# EXERCISE AIM:
Print the records line for line, starting with the very first line and ending with the line that contains "x-tick-label: May '22 [334, 304, 366, 314]", with both of those lines included.

# DATA SECTION:
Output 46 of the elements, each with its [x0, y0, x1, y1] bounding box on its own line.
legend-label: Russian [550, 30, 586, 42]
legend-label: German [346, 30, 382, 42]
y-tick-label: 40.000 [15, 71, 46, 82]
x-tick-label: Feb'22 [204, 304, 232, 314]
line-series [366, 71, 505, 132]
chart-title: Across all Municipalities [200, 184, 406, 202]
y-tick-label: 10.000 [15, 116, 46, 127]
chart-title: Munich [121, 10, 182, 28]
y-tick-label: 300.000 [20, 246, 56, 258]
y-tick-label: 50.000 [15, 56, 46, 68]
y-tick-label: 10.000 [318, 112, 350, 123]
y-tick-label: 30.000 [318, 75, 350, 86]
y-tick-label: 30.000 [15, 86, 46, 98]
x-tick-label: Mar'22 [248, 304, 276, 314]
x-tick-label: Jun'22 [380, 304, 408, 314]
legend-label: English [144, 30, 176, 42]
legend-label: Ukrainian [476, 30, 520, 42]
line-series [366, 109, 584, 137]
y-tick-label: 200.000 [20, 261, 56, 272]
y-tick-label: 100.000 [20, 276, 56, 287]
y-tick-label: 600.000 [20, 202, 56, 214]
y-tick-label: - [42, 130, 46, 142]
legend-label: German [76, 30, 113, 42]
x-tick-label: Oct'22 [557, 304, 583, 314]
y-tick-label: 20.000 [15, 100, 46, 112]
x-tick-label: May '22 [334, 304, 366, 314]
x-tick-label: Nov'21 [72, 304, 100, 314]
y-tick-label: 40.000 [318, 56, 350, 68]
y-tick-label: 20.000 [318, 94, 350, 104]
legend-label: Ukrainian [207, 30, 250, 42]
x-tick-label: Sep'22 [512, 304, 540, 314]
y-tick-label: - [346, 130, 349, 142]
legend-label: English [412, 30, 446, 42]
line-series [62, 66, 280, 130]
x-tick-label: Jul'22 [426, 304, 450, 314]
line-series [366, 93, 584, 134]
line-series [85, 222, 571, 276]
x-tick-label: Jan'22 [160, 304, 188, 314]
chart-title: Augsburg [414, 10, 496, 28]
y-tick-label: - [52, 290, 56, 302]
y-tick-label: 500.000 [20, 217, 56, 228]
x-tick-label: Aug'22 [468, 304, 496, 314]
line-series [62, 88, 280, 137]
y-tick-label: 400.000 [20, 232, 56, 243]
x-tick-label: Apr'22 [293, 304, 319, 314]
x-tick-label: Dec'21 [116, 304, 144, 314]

# RESULT:
Output 46 of the elements, each with its [x0, y0, x1, y1] bounding box on its own line.
legend-label: Russian [550, 30, 586, 42]
legend-label: German [346, 30, 382, 42]
y-tick-label: 40.000 [15, 71, 46, 82]
x-tick-label: Feb'22 [204, 304, 232, 314]
line-series [366, 71, 505, 132]
chart-title: Across all Municipalities [200, 184, 406, 202]
y-tick-label: 10.000 [15, 116, 46, 127]
chart-title: Munich [121, 10, 182, 28]
y-tick-label: 300.000 [20, 246, 56, 258]
y-tick-label: 50.000 [15, 56, 46, 68]
y-tick-label: 10.000 [318, 112, 350, 123]
y-tick-label: 30.000 [318, 75, 350, 86]
y-tick-label: 30.000 [15, 86, 46, 98]
x-tick-label: Mar'22 [248, 304, 276, 314]
x-tick-label: Jun'22 [380, 304, 408, 314]
legend-label: English [144, 30, 176, 42]
legend-label: Ukrainian [476, 30, 520, 42]
line-series [366, 109, 584, 137]
y-tick-label: 200.000 [20, 261, 56, 272]
y-tick-label: 100.000 [20, 276, 56, 287]
y-tick-label: 600.000 [20, 202, 56, 214]
y-tick-label: - [42, 130, 46, 142]
legend-label: German [76, 30, 113, 42]
x-tick-label: Oct'22 [557, 304, 583, 314]
y-tick-label: 20.000 [15, 100, 46, 112]
x-tick-label: May '22 [334, 304, 366, 314]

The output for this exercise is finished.